(Stored items)
------------------------------------

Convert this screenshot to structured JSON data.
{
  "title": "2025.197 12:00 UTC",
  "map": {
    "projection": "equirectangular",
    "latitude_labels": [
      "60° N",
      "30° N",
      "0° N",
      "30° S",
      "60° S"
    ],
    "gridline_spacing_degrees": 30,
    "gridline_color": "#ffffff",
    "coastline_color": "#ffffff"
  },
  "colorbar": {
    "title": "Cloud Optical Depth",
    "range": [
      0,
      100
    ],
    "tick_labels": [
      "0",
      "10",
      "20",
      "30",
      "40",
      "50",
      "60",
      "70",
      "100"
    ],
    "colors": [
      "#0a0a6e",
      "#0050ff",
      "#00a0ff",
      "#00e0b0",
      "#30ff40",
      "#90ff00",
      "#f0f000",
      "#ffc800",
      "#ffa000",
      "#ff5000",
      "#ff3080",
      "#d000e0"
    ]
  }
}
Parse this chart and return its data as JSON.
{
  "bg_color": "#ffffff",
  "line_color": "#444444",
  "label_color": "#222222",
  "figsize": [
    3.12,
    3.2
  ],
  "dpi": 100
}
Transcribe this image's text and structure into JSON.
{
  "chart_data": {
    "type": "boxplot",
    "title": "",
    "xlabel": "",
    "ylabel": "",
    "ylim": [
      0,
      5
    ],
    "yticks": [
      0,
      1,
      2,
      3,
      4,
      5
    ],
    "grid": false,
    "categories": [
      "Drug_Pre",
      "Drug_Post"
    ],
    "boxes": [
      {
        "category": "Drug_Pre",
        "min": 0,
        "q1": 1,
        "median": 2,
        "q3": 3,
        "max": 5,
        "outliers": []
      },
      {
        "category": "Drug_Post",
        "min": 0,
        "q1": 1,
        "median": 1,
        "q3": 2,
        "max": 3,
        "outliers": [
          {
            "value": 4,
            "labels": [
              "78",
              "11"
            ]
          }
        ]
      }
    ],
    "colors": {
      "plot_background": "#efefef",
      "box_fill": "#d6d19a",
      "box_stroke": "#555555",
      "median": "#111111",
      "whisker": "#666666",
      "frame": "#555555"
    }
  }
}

------------------------------------

• **Requirements**:
Return each line that includes "ffffff".

• **Solution for this task**:
    "gridline_color": "#ffffff",
    "coastline_color": "#ffffff"
  "bg_color": "#ffffff",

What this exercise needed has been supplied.